**Directions for this task**: How many of the lines below contain "JSON"? Answer with that number alone.

Records about charts and figures:
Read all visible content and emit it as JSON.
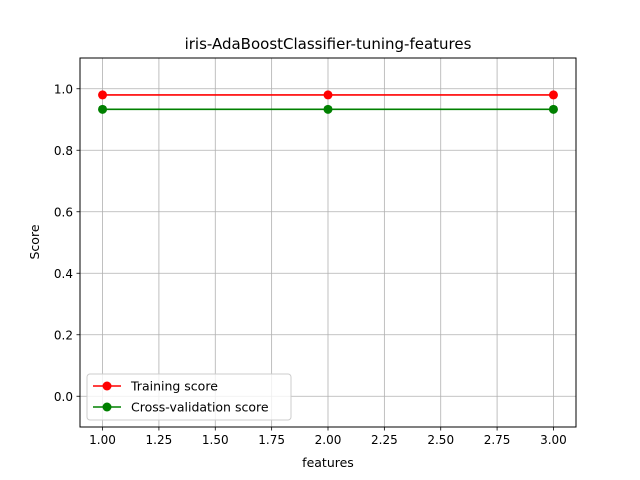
{
  "chart_data": {
    "type": "line",
    "title": "iris-AdaBoostClassifier-tuning-features",
    "xlabel": "features",
    "ylabel": "Score",
    "xlim": [
      0.9,
      3.1
    ],
    "ylim": [
      -0.1,
      1.1
    ],
    "x": [
      1.0,
      2.0,
      3.0
    ],
    "xticks": [
      "1.00",
      "1.25",
      "1.50",
      "1.75",
      "2.00",
      "2.25",
      "2.50",
      "2.75",
      "3.00"
    ],
    "xtick_values": [
      1.0,
      1.25,
      1.5,
      1.75,
      2.0,
      2.25,
      2.5,
      2.75,
      3.0
    ],
    "yticks": [
      "0.0",
      "0.2",
      "0.4",
      "0.6",
      "0.8",
      "1.0"
    ],
    "ytick_values": [
      0.0,
      0.2,
      0.4,
      0.6,
      0.8,
      1.0
    ],
    "grid": true,
    "legend_position": "lower-left",
    "series": [
      {
        "name": "Training score",
        "color": "#ff0000",
        "marker": "circle",
        "values": [
          0.98,
          0.98,
          0.98
        ]
      },
      {
        "name": "Cross-validation score",
        "color": "#008000",
        "marker": "circle",
        "values": [
          0.933,
          0.933,
          0.933
        ]
      }
    ]
  }
}
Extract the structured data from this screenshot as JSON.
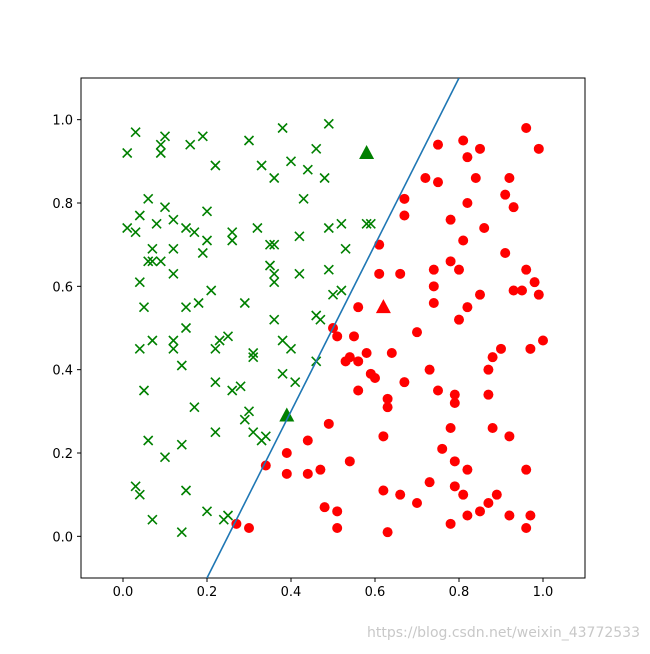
{
  "chart_data": {
    "type": "scatter",
    "xlim": [
      -0.1,
      1.1
    ],
    "ylim": [
      -0.1,
      1.1
    ],
    "xticks": [
      {
        "value": 0,
        "label": "0.0"
      },
      0.2,
      0.4,
      0.6,
      0.8,
      {
        "value": 1,
        "label": "1.0"
      }
    ],
    "yticks": [
      {
        "value": 0,
        "label": "0.0"
      },
      0.2,
      0.4,
      0.6,
      0.8,
      {
        "value": 1,
        "label": "1.0"
      }
    ],
    "annotation": "https://blog.csdn.net/weixin_43772533",
    "series": [
      {
        "kind": "scatter",
        "marker": "x",
        "color": "#008000",
        "x": [
          0.01,
          0.03,
          0.09,
          0.1,
          0.09,
          0.19,
          0.16,
          0.22,
          0.3,
          0.38,
          0.49,
          0.33,
          0.36,
          0.4,
          0.44,
          0.46,
          0.48,
          0.43,
          0.06,
          0.1,
          0.12,
          0.15,
          0.08,
          0.04,
          0.01,
          0.03,
          0.2,
          0.17,
          0.2,
          0.26,
          0.26,
          0.32,
          0.35,
          0.36,
          0.42,
          0.49,
          0.52,
          0.53,
          0.58,
          0.59,
          0.07,
          0.12,
          0.06,
          0.07,
          0.09,
          0.19,
          0.35,
          0.36,
          0.42,
          0.49,
          0.04,
          0.12,
          0.36,
          0.21,
          0.52,
          0.5,
          0.05,
          0.15,
          0.18,
          0.29,
          0.15,
          0.36,
          0.46,
          0.47,
          0.07,
          0.04,
          0.12,
          0.12,
          0.22,
          0.23,
          0.25,
          0.38,
          0.4,
          0.31,
          0.31,
          0.14,
          0.46,
          0.05,
          0.22,
          0.26,
          0.28,
          0.38,
          0.41,
          0.17,
          0.3,
          0.29,
          0.22,
          0.31,
          0.33,
          0.34,
          0.06,
          0.14,
          0.1,
          0.03,
          0.04,
          0.15,
          0.2,
          0.25,
          0.24,
          0.07,
          0.14
        ],
        "y": [
          0.92,
          0.97,
          0.94,
          0.96,
          0.92,
          0.96,
          0.94,
          0.89,
          0.95,
          0.98,
          0.99,
          0.89,
          0.86,
          0.9,
          0.88,
          0.93,
          0.86,
          0.81,
          0.81,
          0.79,
          0.76,
          0.74,
          0.75,
          0.77,
          0.74,
          0.73,
          0.78,
          0.73,
          0.71,
          0.73,
          0.71,
          0.74,
          0.7,
          0.7,
          0.72,
          0.74,
          0.75,
          0.69,
          0.75,
          0.75,
          0.69,
          0.69,
          0.66,
          0.66,
          0.66,
          0.68,
          0.65,
          0.63,
          0.63,
          0.64,
          0.61,
          0.63,
          0.61,
          0.59,
          0.59,
          0.58,
          0.55,
          0.55,
          0.56,
          0.56,
          0.5,
          0.52,
          0.53,
          0.52,
          0.47,
          0.45,
          0.47,
          0.45,
          0.45,
          0.47,
          0.48,
          0.47,
          0.45,
          0.43,
          0.44,
          0.41,
          0.42,
          0.35,
          0.37,
          0.35,
          0.36,
          0.39,
          0.37,
          0.31,
          0.3,
          0.28,
          0.25,
          0.25,
          0.23,
          0.24,
          0.23,
          0.22,
          0.19,
          0.12,
          0.1,
          0.11,
          0.06,
          0.05,
          0.04,
          0.04,
          0.01
        ]
      },
      {
        "kind": "scatter",
        "marker": "o",
        "color": "#ff0000",
        "x": [
          0.96,
          0.75,
          0.81,
          0.82,
          0.85,
          0.99,
          0.72,
          0.75,
          0.84,
          0.92,
          0.91,
          0.93,
          0.67,
          0.82,
          0.67,
          0.78,
          0.86,
          0.81,
          0.61,
          0.91,
          0.78,
          0.61,
          0.66,
          0.74,
          0.8,
          0.96,
          0.98,
          0.74,
          0.93,
          0.95,
          0.99,
          0.85,
          0.74,
          0.82,
          0.56,
          0.8,
          0.5,
          0.51,
          0.55,
          0.7,
          1.0,
          0.97,
          0.9,
          0.88,
          0.54,
          0.58,
          0.64,
          0.53,
          0.56,
          0.59,
          0.6,
          0.67,
          0.73,
          0.87,
          0.56,
          0.75,
          0.79,
          0.79,
          0.63,
          0.63,
          0.87,
          0.49,
          0.88,
          0.78,
          0.92,
          0.44,
          0.62,
          0.76,
          0.39,
          0.34,
          0.54,
          0.79,
          0.82,
          0.96,
          0.39,
          0.44,
          0.47,
          0.73,
          0.79,
          0.62,
          0.81,
          0.66,
          0.89,
          0.7,
          0.87,
          0.85,
          0.48,
          0.51,
          0.92,
          0.97,
          0.51,
          0.82,
          0.78,
          0.96,
          0.63,
          0.27,
          0.3
        ],
        "y": [
          0.98,
          0.94,
          0.95,
          0.91,
          0.93,
          0.93,
          0.86,
          0.85,
          0.86,
          0.86,
          0.82,
          0.79,
          0.81,
          0.8,
          0.77,
          0.76,
          0.74,
          0.71,
          0.7,
          0.68,
          0.66,
          0.63,
          0.63,
          0.64,
          0.64,
          0.64,
          0.61,
          0.6,
          0.59,
          0.59,
          0.58,
          0.58,
          0.56,
          0.55,
          0.55,
          0.52,
          0.5,
          0.48,
          0.48,
          0.49,
          0.47,
          0.45,
          0.45,
          0.43,
          0.43,
          0.44,
          0.44,
          0.42,
          0.42,
          0.39,
          0.38,
          0.37,
          0.4,
          0.4,
          0.35,
          0.35,
          0.34,
          0.32,
          0.33,
          0.31,
          0.34,
          0.27,
          0.26,
          0.26,
          0.24,
          0.23,
          0.24,
          0.21,
          0.2,
          0.17,
          0.18,
          0.18,
          0.16,
          0.16,
          0.15,
          0.15,
          0.16,
          0.13,
          0.12,
          0.11,
          0.1,
          0.1,
          0.1,
          0.08,
          0.08,
          0.06,
          0.07,
          0.06,
          0.05,
          0.05,
          0.02,
          0.05,
          0.03,
          0.02,
          0.01,
          0.03,
          0.02
        ]
      },
      {
        "kind": "scatter",
        "marker": "^",
        "color": "#008000",
        "x": [
          0.58,
          0.39
        ],
        "y": [
          0.92,
          0.29
        ]
      },
      {
        "kind": "scatter",
        "marker": "^",
        "color": "#ff0000",
        "x": [
          0.62
        ],
        "y": [
          0.55
        ]
      },
      {
        "kind": "line",
        "color": "#1f77b4",
        "x": [
          0.2,
          0.8
        ],
        "y": [
          -0.1,
          1.1
        ]
      }
    ]
  }
}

**Task answer**: 2